▸ **TASK DETAILS**
What follows is a set of records; restate each one word for word and drop the pictures.

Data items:
↓↓↓

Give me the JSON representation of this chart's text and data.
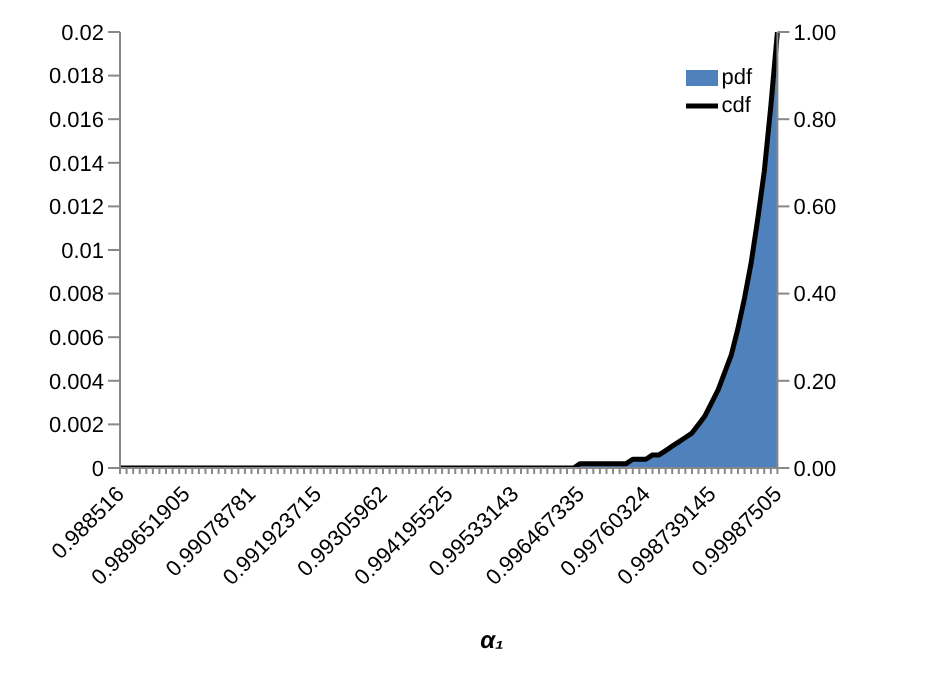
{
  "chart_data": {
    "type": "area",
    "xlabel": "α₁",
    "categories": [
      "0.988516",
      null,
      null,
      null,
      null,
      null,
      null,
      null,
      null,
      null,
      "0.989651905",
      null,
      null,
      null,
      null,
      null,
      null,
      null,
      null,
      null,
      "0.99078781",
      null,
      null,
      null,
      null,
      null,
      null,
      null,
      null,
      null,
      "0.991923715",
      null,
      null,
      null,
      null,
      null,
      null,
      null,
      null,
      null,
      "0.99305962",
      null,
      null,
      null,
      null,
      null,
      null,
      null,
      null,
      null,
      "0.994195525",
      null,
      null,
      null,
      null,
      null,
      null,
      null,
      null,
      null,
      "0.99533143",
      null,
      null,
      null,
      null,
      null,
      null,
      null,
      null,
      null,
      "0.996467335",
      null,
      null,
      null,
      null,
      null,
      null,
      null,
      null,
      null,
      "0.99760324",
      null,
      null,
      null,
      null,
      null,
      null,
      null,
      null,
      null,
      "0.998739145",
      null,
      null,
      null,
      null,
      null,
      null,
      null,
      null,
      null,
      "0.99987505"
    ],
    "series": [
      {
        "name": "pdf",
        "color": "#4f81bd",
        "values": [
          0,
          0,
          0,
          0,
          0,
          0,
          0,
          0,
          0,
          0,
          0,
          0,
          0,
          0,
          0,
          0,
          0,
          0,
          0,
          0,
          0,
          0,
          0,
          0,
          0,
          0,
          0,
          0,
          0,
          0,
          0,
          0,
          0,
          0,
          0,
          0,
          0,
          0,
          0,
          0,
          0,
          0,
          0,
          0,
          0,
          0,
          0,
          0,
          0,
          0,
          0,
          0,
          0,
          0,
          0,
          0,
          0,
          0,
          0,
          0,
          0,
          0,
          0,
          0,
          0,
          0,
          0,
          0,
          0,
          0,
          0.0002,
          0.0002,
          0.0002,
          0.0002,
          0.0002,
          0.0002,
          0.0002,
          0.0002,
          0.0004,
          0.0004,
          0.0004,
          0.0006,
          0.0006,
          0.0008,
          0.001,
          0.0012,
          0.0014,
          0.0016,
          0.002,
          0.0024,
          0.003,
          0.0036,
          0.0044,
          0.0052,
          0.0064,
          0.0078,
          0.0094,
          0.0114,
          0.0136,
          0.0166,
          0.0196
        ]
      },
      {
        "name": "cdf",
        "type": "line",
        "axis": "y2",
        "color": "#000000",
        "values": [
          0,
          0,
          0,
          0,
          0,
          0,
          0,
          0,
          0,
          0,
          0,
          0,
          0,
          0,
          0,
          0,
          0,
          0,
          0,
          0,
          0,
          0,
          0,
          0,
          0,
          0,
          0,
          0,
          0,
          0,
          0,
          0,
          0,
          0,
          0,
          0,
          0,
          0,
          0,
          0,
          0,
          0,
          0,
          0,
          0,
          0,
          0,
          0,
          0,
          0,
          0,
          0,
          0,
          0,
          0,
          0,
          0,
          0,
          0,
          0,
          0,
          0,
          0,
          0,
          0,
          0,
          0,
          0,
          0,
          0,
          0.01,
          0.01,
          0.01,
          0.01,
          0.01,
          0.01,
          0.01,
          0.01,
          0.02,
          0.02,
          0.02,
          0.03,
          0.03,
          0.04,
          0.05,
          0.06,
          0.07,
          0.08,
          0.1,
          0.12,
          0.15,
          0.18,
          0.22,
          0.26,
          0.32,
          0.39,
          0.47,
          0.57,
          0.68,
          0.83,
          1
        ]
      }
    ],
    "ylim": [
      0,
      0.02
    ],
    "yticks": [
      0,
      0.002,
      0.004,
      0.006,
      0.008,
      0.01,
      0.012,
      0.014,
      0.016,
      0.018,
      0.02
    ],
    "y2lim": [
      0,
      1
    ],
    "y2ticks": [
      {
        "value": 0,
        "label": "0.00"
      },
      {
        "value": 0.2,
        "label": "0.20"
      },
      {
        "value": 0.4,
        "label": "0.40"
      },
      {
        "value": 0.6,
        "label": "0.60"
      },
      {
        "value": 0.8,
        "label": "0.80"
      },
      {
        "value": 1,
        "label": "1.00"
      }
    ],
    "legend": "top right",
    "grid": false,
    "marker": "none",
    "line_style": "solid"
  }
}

↑↑↑

▸ **RESULT OF THE EXERCISE**
Give me the JSON representation of this chart's text and data.
{
  "chart_data": {
    "type": "area",
    "xlabel": "α₁",
    "categories": [
      "0.988516",
      null,
      null,
      null,
      null,
      null,
      null,
      null,
      null,
      null,
      "0.989651905",
      null,
      null,
      null,
      null,
      null,
      null,
      null,
      null,
      null,
      "0.99078781",
      null,
      null,
      null,
      null,
      null,
      null,
      null,
      null,
      null,
      "0.991923715",
      null,
      null,
      null,
      null,
      null,
      null,
      null,
      null,
      null,
      "0.99305962",
      null,
      null,
      null,
      null,
      null,
      null,
      null,
      null,
      null,
      "0.994195525",
      null,
      null,
      null,
      null,
      null,
      null,
      null,
      null,
      null,
      "0.99533143",
      null,
      null,
      null,
      null,
      null,
      null,
      null,
      null,
      null,
      "0.996467335",
      null,
      null,
      null,
      null,
      null,
      null,
      null,
      null,
      null,
      "0.99760324",
      null,
      null,
      null,
      null,
      null,
      null,
      null,
      null,
      null,
      "0.998739145",
      null,
      null,
      null,
      null,
      null,
      null,
      null,
      null,
      null,
      "0.99987505"
    ],
    "series": [
      {
        "name": "pdf",
        "color": "#4f81bd",
        "values": [
          0,
          0,
          0,
          0,
          0,
          0,
          0,
          0,
          0,
          0,
          0,
          0,
          0,
          0,
          0,
          0,
          0,
          0,
          0,
          0,
          0,
          0,
          0,
          0,
          0,
          0,
          0,
          0,
          0,
          0,
          0,
          0,
          0,
          0,
          0,
          0,
          0,
          0,
          0,
          0,
          0,
          0,
          0,
          0,
          0,
          0,
          0,
          0,
          0,
          0,
          0,
          0,
          0,
          0,
          0,
          0,
          0,
          0,
          0,
          0,
          0,
          0,
          0,
          0,
          0,
          0,
          0,
          0,
          0,
          0,
          0.0002,
          0.0002,
          0.0002,
          0.0002,
          0.0002,
          0.0002,
          0.0002,
          0.0002,
          0.0004,
          0.0004,
          0.0004,
          0.0006,
          0.0006,
          0.0008,
          0.001,
          0.0012,
          0.0014,
          0.0016,
          0.002,
          0.0024,
          0.003,
          0.0036,
          0.0044,
          0.0052,
          0.0064,
          0.0078,
          0.0094,
          0.0114,
          0.0136,
          0.0166,
          0.0196
        ]
      },
      {
        "name": "cdf",
        "type": "line",
        "axis": "y2",
        "color": "#000000",
        "values": [
          0,
          0,
          0,
          0,
          0,
          0,
          0,
          0,
          0,
          0,
          0,
          0,
          0,
          0,
          0,
          0,
          0,
          0,
          0,
          0,
          0,
          0,
          0,
          0,
          0,
          0,
          0,
          0,
          0,
          0,
          0,
          0,
          0,
          0,
          0,
          0,
          0,
          0,
          0,
          0,
          0,
          0,
          0,
          0,
          0,
          0,
          0,
          0,
          0,
          0,
          0,
          0,
          0,
          0,
          0,
          0,
          0,
          0,
          0,
          0,
          0,
          0,
          0,
          0,
          0,
          0,
          0,
          0,
          0,
          0,
          0.01,
          0.01,
          0.01,
          0.01,
          0.01,
          0.01,
          0.01,
          0.01,
          0.02,
          0.02,
          0.02,
          0.03,
          0.03,
          0.04,
          0.05,
          0.06,
          0.07,
          0.08,
          0.1,
          0.12,
          0.15,
          0.18,
          0.22,
          0.26,
          0.32,
          0.39,
          0.47,
          0.57,
          0.68,
          0.83,
          1
        ]
      }
    ],
    "ylim": [
      0,
      0.02
    ],
    "yticks": [
      0,
      0.002,
      0.004,
      0.006,
      0.008,
      0.01,
      0.012,
      0.014,
      0.016,
      0.018,
      0.02
    ],
    "y2lim": [
      0,
      1
    ],
    "y2ticks": [
      {
        "value": 0,
        "label": "0.00"
      },
      {
        "value": 0.2,
        "label": "0.20"
      },
      {
        "value": 0.4,
        "label": "0.40"
      },
      {
        "value": 0.6,
        "label": "0.60"
      },
      {
        "value": 0.8,
        "label": "0.80"
      },
      {
        "value": 1,
        "label": "1.00"
      }
    ],
    "legend": "top right",
    "grid": false,
    "marker": "none",
    "line_style": "solid"
  }
}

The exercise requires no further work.